(Element region listings)
+-------+

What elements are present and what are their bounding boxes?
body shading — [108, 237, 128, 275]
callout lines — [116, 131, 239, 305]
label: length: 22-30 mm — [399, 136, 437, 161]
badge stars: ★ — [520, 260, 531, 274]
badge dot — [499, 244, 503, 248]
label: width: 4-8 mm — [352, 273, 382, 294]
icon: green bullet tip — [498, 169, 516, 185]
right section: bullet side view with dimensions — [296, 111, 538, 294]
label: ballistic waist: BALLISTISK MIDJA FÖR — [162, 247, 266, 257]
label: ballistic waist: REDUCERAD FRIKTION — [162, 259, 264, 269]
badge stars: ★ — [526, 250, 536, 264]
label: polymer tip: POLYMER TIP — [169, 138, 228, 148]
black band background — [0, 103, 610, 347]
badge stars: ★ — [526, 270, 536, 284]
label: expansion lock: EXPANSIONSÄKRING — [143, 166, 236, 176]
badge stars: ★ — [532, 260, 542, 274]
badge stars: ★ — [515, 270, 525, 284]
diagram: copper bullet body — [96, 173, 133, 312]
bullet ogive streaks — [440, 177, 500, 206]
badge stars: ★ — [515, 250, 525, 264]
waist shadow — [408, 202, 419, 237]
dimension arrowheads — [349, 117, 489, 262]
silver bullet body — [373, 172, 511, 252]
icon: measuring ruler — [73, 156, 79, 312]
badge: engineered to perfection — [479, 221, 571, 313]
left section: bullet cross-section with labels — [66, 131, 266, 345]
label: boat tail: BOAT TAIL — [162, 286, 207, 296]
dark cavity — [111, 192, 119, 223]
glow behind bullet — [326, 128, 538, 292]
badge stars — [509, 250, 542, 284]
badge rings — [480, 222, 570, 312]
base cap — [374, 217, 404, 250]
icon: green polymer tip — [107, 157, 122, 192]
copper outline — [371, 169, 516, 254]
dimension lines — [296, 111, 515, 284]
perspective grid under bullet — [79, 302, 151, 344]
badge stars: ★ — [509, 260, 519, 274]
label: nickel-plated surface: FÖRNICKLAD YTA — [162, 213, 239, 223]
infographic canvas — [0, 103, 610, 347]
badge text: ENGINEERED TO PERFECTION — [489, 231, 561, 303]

+-------+

■ EXERCISE INSTRUCTIONS ■
Rewrite all of the lines above, changing "badge stars" to "rating stars" everywhere it occurs and leaving the rest untouched.

■ OUTPUT FOR THIS EXERCISE ■
What elements are present and what are their bounding boxes?
body shading — [108, 237, 128, 275]
callout lines — [116, 131, 239, 305]
label: length: 22-30 mm — [399, 136, 437, 161]
rating stars: ★ — [520, 260, 531, 274]
badge dot — [499, 244, 503, 248]
label: width: 4-8 mm — [352, 273, 382, 294]
icon: green bullet tip — [498, 169, 516, 185]
right section: bullet side view with dimensions — [296, 111, 538, 294]
label: ballistic waist: BALLISTISK MIDJA FÖR — [162, 247, 266, 257]
label: ballistic waist: REDUCERAD FRIKTION — [162, 259, 264, 269]
rating stars: ★ — [526, 250, 536, 264]
label: polymer tip: POLYMER TIP — [169, 138, 228, 148]
black band background — [0, 103, 610, 347]
rating stars: ★ — [526, 270, 536, 284]
label: expansion lock: EXPANSIONSÄKRING — [143, 166, 236, 176]
rating stars: ★ — [532, 260, 542, 274]
rating stars: ★ — [515, 270, 525, 284]
diagram: copper bullet body — [96, 173, 133, 312]
bullet ogive streaks — [440, 177, 500, 206]
rating stars: ★ — [515, 250, 525, 264]
waist shadow — [408, 202, 419, 237]
dimension arrowheads — [349, 117, 489, 262]
silver bullet body — [373, 172, 511, 252]
icon: measuring ruler — [73, 156, 79, 312]
badge: engineered to perfection — [479, 221, 571, 313]
left section: bullet cross-section with labels — [66, 131, 266, 345]
label: boat tail: BOAT TAIL — [162, 286, 207, 296]
dark cavity — [111, 192, 119, 223]
glow behind bullet — [326, 128, 538, 292]
rating stars — [509, 250, 542, 284]
badge rings — [480, 222, 570, 312]
base cap — [374, 217, 404, 250]
icon: green polymer tip — [107, 157, 122, 192]
copper outline — [371, 169, 516, 254]
dimension lines — [296, 111, 515, 284]
perspective grid under bullet — [79, 302, 151, 344]
rating stars: ★ — [509, 260, 519, 274]
label: nickel-plated surface: FÖRNICKLAD YTA — [162, 213, 239, 223]
infographic canvas — [0, 103, 610, 347]
badge text: ENGINEERED TO PERFECTION — [489, 231, 561, 303]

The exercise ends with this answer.